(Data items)

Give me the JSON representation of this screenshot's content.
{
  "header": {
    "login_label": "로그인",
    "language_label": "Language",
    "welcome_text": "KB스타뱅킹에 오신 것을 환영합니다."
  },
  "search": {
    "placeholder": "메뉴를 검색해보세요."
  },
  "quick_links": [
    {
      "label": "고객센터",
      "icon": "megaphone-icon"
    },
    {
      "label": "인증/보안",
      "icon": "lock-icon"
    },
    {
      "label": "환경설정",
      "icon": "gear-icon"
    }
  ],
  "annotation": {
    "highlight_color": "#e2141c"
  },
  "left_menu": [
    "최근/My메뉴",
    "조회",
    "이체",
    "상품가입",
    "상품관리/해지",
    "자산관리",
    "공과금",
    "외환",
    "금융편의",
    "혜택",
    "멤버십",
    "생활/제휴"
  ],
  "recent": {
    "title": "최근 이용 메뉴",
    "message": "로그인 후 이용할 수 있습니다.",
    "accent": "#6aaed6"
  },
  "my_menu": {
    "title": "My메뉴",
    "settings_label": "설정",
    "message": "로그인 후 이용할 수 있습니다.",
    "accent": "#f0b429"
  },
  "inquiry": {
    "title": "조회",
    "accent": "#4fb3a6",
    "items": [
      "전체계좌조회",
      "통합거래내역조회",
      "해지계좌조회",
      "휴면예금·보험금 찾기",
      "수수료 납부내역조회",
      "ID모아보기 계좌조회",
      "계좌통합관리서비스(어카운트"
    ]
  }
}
...
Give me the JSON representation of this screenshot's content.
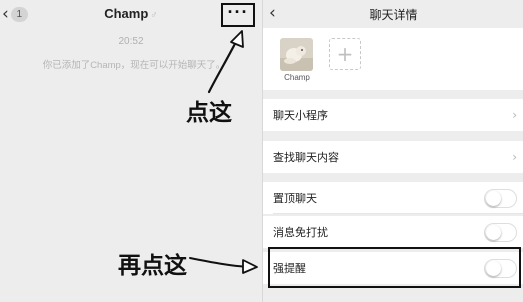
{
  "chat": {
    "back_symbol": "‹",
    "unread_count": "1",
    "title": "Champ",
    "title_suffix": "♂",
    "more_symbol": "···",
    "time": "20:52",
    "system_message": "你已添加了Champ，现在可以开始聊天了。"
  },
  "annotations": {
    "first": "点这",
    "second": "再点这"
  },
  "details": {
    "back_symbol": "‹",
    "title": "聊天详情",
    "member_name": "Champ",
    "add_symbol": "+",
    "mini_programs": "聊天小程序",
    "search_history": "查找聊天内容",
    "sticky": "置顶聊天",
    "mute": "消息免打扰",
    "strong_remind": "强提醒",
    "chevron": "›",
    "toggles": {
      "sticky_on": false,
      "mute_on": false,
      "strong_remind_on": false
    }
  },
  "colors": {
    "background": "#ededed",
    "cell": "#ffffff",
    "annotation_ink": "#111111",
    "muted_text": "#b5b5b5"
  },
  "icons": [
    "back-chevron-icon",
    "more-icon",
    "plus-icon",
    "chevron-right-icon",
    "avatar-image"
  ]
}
==
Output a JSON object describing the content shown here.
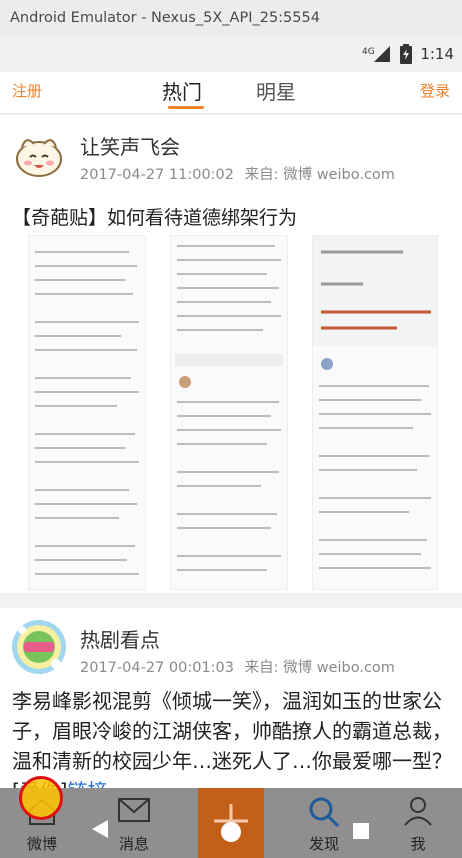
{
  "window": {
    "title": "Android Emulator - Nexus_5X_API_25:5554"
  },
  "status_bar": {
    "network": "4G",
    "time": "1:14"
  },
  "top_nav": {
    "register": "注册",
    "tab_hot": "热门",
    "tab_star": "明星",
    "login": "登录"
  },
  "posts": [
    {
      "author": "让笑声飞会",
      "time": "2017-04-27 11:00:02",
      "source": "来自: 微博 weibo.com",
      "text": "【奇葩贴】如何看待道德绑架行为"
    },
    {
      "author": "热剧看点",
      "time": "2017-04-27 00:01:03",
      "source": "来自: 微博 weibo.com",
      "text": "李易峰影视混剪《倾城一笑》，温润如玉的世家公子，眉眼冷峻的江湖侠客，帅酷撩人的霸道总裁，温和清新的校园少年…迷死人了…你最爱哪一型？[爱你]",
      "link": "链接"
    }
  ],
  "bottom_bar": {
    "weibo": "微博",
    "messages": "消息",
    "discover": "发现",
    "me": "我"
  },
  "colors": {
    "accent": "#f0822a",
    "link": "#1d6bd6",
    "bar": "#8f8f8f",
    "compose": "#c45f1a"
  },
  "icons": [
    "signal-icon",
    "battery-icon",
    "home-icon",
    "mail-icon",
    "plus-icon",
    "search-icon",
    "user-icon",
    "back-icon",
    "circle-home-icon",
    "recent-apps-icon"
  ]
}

» **Directions for this task**
Gather and copy every line of the data in which the string "chevron" is found.

» **The response**
    "chevron": "›",
    "back-chevron-icon",
    "chevron-right-icon",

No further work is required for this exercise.